**Written request**. Write the count of lines that contain the word "debt" and nothing else.

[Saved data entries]
+---+
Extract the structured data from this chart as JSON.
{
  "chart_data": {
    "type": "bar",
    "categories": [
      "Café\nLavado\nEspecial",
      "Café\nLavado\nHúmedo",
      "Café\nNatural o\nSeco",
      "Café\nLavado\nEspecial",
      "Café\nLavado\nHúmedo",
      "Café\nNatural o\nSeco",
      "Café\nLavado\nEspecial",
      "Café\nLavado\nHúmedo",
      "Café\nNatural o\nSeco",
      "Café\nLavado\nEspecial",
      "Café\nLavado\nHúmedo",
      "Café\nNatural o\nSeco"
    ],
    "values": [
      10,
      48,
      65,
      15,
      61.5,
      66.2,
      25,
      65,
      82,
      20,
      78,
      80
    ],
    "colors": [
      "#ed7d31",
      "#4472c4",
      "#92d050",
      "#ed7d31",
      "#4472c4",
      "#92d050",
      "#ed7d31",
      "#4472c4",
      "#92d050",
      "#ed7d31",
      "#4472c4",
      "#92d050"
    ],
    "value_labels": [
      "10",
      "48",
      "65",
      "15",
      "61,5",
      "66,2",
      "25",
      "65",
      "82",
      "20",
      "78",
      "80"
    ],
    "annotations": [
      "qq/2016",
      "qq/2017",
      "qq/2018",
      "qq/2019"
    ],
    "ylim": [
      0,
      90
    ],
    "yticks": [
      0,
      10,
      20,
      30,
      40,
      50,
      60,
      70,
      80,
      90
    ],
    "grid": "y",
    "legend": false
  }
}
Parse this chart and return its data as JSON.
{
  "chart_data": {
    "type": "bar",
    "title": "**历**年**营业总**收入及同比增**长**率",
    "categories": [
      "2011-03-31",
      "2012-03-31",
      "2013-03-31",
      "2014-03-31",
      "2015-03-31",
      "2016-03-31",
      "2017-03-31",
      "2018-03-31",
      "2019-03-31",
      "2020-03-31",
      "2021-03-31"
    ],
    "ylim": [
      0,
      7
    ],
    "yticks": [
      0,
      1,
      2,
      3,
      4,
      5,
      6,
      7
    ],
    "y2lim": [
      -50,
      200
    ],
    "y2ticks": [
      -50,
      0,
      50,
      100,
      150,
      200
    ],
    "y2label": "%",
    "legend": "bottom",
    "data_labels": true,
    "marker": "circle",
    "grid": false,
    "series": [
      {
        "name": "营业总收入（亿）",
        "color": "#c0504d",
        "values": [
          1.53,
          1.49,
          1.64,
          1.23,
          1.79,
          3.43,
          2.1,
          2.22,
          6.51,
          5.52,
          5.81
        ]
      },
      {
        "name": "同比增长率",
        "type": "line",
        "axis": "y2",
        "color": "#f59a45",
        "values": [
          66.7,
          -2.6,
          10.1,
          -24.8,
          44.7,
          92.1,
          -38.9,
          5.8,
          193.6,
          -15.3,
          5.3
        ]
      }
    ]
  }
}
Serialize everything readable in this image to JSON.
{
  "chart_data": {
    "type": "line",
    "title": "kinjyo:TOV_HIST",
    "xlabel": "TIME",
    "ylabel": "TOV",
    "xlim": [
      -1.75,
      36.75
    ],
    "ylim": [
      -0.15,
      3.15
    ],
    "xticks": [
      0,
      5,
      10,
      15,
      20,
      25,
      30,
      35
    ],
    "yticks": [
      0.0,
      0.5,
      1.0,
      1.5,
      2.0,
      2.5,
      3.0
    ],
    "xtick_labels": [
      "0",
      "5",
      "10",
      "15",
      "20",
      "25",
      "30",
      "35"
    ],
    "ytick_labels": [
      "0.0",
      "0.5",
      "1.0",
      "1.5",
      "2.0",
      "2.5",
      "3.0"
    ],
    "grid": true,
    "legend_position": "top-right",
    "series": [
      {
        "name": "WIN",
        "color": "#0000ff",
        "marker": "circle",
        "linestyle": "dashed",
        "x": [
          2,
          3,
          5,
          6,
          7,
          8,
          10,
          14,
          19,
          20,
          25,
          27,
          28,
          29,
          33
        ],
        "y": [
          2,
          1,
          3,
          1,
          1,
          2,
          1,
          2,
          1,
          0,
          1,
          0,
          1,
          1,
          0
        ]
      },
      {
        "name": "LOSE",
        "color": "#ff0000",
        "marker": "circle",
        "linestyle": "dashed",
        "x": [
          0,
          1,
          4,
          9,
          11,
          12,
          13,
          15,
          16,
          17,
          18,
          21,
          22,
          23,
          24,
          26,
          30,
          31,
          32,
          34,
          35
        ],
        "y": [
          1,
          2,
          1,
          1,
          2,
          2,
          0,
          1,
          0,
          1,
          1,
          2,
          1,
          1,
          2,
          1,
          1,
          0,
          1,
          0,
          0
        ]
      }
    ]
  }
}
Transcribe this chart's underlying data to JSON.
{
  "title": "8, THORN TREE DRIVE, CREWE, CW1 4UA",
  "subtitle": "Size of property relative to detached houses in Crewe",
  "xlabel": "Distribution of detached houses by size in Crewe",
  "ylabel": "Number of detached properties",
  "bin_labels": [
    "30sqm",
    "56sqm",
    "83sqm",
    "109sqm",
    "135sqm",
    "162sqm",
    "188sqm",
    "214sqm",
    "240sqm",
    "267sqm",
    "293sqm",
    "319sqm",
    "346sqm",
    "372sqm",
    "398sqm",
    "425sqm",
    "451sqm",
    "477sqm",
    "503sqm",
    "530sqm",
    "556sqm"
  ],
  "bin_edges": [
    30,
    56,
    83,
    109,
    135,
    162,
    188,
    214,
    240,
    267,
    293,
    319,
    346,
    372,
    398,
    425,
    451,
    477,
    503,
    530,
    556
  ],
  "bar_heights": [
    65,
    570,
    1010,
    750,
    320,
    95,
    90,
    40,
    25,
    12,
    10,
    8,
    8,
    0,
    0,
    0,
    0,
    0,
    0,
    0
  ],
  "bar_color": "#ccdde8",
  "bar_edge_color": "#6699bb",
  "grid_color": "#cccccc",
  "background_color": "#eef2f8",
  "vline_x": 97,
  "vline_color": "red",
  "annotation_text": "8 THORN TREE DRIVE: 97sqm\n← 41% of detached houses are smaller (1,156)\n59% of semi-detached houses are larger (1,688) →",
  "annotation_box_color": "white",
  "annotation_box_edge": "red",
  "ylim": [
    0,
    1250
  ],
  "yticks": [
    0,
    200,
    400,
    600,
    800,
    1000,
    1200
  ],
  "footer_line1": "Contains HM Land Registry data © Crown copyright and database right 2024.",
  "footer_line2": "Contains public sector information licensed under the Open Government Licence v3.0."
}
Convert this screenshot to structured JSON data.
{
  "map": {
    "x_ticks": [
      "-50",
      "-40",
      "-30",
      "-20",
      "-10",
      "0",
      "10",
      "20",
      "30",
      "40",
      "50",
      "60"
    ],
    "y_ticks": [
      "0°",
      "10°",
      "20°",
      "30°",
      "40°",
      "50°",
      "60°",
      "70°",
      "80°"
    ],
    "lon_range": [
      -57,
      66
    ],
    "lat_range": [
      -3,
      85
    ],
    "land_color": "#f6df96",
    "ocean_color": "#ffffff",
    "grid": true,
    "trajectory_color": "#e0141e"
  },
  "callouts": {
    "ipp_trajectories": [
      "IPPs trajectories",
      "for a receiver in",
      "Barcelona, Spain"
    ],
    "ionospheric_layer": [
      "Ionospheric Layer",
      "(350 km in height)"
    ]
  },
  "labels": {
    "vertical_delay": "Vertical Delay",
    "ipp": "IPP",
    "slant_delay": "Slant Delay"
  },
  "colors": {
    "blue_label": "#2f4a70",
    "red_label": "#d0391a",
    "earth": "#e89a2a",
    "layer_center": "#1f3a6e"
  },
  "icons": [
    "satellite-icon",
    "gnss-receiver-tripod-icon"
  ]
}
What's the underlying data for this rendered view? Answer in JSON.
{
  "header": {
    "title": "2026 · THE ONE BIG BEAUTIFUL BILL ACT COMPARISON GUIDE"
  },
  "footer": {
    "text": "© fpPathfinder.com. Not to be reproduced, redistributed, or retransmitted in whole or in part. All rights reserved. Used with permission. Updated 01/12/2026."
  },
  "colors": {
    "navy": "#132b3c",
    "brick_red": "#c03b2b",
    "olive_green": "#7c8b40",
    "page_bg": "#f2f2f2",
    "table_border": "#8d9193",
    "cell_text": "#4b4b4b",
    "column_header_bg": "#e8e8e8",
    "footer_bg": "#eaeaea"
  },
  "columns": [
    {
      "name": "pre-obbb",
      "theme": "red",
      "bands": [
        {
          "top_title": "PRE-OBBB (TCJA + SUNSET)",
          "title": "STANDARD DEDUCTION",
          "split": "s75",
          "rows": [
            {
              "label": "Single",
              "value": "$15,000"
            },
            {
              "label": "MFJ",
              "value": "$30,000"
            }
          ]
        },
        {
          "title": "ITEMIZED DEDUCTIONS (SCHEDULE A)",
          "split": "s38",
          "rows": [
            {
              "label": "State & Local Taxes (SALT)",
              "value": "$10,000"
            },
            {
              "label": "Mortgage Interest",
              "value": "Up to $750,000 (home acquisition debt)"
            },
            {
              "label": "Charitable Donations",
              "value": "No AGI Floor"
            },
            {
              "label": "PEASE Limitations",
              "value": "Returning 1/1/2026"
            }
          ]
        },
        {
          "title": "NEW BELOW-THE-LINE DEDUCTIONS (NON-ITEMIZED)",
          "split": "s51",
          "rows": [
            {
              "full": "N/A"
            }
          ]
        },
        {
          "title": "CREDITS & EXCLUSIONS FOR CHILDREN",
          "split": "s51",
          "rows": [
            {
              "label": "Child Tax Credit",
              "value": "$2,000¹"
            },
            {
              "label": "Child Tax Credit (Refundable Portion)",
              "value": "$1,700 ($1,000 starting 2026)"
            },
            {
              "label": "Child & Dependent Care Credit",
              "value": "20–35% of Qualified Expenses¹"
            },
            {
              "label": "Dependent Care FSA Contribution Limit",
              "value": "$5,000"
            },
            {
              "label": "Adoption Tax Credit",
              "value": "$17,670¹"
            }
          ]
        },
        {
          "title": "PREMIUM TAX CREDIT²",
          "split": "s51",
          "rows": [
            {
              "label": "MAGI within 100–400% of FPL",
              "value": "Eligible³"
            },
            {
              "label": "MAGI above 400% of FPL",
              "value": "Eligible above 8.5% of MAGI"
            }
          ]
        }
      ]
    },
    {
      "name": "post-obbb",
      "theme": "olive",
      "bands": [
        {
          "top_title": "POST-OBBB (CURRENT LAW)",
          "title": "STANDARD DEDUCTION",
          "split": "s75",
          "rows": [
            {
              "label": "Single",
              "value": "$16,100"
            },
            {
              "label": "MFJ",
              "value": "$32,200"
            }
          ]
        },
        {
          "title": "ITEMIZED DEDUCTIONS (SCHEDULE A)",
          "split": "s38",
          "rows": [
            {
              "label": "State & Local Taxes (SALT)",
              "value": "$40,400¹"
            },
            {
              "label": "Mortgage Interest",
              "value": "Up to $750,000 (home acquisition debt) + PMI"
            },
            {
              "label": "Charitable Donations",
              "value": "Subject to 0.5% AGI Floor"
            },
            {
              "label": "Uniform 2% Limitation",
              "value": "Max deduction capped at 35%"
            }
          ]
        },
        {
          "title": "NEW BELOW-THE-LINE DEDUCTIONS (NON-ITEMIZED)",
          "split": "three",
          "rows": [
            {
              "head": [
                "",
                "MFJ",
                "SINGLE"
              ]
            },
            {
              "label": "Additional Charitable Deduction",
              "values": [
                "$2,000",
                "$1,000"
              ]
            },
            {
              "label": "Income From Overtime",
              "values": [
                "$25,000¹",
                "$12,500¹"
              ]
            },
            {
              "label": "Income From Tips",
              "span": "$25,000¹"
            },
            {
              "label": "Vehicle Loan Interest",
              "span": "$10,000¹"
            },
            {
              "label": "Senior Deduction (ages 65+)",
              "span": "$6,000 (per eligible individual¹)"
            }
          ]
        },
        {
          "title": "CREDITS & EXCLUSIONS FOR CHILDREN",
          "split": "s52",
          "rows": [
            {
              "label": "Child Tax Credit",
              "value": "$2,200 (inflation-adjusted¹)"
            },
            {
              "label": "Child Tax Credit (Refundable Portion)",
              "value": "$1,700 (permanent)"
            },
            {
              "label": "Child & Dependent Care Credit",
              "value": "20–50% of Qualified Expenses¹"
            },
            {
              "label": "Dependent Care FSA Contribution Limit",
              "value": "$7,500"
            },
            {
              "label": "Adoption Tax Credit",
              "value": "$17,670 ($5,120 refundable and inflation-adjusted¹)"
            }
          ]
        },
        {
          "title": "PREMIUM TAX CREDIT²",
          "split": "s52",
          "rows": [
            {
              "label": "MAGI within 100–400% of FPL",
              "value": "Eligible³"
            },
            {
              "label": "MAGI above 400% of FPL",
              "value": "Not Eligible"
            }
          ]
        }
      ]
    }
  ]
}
+---+
**Exercise output**. 2